## Task instructions
Wherever the string "顺时针跑" shows up in a line, count that line. Give the total alone.

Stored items
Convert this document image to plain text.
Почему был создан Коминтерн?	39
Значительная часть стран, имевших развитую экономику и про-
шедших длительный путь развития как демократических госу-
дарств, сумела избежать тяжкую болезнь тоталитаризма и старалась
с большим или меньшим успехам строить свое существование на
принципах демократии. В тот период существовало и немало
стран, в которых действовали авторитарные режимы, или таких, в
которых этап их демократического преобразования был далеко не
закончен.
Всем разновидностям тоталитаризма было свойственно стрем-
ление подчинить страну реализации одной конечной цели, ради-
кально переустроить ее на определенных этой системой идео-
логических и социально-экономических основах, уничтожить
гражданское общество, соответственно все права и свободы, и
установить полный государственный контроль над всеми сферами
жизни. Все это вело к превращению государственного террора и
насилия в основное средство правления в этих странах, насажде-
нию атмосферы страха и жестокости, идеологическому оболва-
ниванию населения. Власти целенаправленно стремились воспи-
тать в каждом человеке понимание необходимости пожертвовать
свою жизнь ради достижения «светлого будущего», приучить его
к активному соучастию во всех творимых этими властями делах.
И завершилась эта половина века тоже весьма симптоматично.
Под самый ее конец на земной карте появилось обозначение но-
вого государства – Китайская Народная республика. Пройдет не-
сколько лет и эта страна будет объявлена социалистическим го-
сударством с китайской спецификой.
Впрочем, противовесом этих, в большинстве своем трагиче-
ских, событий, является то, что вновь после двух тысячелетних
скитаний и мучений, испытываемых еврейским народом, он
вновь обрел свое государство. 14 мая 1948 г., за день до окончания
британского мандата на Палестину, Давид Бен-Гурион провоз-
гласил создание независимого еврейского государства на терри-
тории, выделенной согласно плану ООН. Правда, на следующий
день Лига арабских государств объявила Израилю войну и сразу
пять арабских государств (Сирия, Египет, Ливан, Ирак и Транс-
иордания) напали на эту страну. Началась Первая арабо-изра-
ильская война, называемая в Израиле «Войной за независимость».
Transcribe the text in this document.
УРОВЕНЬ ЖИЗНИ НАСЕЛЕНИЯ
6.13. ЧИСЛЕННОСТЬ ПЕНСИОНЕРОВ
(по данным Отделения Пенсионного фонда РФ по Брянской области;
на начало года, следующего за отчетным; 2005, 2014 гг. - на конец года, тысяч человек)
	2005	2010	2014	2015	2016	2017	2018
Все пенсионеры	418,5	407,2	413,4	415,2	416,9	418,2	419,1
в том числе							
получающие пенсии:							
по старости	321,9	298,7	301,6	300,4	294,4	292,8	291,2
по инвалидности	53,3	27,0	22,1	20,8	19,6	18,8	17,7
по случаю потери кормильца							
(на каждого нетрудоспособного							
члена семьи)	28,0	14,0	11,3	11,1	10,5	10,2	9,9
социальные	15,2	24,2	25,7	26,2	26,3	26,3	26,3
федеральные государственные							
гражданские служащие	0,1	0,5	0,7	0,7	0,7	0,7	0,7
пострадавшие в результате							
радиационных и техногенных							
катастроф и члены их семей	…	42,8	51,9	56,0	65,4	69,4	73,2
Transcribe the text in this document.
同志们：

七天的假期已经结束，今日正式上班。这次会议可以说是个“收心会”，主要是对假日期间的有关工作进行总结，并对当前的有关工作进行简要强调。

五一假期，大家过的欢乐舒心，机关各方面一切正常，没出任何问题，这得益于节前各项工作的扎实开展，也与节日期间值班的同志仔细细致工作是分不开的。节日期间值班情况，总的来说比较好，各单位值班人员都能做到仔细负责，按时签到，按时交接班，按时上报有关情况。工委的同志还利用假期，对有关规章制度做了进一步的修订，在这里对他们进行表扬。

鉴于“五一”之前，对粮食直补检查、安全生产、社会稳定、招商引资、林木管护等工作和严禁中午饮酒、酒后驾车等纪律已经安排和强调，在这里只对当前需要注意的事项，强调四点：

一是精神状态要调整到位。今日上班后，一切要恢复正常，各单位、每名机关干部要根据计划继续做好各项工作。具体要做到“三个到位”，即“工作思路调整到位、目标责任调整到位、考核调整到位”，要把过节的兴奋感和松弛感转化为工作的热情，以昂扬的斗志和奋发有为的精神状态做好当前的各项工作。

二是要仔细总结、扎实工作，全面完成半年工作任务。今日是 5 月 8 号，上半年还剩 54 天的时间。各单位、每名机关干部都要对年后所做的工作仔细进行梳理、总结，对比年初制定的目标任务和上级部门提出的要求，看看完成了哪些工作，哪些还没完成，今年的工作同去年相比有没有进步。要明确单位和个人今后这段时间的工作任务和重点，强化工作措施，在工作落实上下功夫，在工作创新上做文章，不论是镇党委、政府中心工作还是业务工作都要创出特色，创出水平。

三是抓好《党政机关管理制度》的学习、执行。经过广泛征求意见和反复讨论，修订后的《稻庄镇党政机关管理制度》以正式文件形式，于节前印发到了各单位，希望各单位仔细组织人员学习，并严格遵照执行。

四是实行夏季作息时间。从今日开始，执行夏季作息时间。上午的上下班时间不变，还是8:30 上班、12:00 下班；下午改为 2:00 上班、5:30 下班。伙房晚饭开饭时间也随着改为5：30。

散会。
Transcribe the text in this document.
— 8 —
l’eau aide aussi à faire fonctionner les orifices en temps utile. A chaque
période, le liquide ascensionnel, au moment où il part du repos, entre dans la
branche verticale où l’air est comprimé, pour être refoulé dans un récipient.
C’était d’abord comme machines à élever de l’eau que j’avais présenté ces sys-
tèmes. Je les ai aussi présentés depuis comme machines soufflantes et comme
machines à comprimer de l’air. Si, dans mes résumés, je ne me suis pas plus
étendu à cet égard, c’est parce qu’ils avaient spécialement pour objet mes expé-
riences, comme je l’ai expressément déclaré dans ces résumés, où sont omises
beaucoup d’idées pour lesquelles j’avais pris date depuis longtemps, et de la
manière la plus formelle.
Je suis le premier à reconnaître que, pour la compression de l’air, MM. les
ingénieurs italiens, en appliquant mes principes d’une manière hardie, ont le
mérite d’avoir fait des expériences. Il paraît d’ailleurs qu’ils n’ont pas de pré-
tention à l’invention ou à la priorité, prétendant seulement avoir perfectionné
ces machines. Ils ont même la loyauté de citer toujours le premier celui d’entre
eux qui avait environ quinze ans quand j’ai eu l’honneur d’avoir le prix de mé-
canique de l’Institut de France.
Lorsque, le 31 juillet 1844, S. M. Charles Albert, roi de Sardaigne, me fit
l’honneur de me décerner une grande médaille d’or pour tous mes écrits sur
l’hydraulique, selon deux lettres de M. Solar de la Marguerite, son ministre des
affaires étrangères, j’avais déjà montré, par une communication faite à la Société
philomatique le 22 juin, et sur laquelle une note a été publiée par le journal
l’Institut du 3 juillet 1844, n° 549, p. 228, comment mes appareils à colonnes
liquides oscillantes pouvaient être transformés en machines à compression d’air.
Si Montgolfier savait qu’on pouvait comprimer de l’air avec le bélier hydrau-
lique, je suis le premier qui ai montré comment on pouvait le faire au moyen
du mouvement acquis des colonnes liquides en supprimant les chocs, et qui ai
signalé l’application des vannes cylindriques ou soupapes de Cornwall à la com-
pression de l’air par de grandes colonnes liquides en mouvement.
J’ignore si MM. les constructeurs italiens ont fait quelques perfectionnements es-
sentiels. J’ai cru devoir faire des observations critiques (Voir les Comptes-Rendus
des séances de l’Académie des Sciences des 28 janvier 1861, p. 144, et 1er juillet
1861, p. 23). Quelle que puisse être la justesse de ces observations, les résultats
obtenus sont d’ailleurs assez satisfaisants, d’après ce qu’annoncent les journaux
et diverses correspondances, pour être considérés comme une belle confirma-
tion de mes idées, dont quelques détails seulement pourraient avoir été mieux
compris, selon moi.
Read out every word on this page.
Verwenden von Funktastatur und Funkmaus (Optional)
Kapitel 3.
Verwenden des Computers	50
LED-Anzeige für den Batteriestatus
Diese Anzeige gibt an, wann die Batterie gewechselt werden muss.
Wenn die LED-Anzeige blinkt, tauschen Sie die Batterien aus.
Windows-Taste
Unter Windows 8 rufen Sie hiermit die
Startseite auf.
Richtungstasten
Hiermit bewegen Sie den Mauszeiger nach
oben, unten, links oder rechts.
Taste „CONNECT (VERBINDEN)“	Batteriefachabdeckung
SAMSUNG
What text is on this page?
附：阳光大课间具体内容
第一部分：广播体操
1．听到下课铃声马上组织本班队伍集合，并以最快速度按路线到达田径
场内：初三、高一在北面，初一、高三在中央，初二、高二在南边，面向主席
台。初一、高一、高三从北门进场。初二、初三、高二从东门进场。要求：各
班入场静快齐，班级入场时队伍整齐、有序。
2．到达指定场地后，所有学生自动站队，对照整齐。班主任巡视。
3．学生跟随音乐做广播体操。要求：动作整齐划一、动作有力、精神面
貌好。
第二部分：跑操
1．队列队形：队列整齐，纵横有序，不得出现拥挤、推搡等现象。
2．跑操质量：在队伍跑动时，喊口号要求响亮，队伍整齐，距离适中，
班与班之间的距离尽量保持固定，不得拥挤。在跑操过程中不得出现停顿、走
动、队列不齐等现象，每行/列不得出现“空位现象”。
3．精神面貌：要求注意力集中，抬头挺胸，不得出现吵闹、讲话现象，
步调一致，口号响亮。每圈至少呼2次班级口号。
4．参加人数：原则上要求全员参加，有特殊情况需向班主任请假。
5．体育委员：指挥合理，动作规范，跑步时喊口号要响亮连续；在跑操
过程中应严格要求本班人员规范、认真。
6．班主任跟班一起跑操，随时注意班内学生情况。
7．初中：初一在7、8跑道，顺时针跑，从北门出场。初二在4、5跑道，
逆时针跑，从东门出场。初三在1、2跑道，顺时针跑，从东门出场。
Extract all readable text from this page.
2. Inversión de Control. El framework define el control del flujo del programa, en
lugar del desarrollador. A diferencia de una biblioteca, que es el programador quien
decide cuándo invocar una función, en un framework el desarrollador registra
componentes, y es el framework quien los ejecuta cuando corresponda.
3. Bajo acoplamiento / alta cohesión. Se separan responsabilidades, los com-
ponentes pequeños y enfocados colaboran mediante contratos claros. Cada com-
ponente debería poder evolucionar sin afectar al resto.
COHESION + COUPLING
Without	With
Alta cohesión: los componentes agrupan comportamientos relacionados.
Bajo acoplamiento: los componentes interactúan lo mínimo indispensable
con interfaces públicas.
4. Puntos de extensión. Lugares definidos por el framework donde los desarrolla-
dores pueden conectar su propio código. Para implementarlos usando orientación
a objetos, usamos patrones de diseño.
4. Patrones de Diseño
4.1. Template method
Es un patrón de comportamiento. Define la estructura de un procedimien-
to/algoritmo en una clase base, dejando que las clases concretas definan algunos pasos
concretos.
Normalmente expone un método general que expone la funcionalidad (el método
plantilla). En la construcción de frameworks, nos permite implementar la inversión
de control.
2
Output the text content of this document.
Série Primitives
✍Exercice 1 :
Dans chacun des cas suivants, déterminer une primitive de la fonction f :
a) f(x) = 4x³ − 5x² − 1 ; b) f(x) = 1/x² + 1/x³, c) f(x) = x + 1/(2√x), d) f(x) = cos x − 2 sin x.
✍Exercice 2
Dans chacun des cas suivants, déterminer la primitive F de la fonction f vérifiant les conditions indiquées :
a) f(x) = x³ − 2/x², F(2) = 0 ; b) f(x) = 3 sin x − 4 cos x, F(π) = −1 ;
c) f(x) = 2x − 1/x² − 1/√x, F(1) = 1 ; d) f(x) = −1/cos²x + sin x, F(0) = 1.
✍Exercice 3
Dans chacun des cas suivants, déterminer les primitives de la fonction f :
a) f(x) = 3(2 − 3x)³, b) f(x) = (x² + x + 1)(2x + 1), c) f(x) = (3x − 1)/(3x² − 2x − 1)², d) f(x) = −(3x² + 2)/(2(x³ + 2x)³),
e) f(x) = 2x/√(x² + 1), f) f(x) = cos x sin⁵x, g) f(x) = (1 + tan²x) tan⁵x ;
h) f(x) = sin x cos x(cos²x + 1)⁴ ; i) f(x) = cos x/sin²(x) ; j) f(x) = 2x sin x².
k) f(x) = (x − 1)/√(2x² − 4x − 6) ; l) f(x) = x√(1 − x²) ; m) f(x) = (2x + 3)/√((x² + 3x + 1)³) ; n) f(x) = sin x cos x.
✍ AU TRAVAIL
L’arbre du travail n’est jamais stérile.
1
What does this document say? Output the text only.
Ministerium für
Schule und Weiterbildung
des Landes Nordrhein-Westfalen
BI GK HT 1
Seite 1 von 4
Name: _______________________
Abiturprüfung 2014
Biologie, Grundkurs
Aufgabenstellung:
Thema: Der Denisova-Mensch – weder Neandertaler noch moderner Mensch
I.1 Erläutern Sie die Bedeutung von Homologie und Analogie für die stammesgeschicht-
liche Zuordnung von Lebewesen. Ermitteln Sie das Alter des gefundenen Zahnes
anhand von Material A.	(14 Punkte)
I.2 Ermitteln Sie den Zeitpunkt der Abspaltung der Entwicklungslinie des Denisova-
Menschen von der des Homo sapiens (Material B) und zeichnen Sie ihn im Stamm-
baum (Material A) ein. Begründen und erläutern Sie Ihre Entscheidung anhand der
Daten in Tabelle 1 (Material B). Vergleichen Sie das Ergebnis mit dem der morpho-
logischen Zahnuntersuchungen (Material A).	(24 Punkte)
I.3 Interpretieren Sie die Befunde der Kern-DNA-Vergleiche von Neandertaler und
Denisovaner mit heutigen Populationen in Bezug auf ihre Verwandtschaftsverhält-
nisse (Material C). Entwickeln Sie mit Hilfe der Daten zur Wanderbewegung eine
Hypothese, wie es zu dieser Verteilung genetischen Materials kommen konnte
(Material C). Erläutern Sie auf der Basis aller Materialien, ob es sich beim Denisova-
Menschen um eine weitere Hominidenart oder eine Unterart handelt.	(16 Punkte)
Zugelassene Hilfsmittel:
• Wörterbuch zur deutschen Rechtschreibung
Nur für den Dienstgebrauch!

## Solved problem
2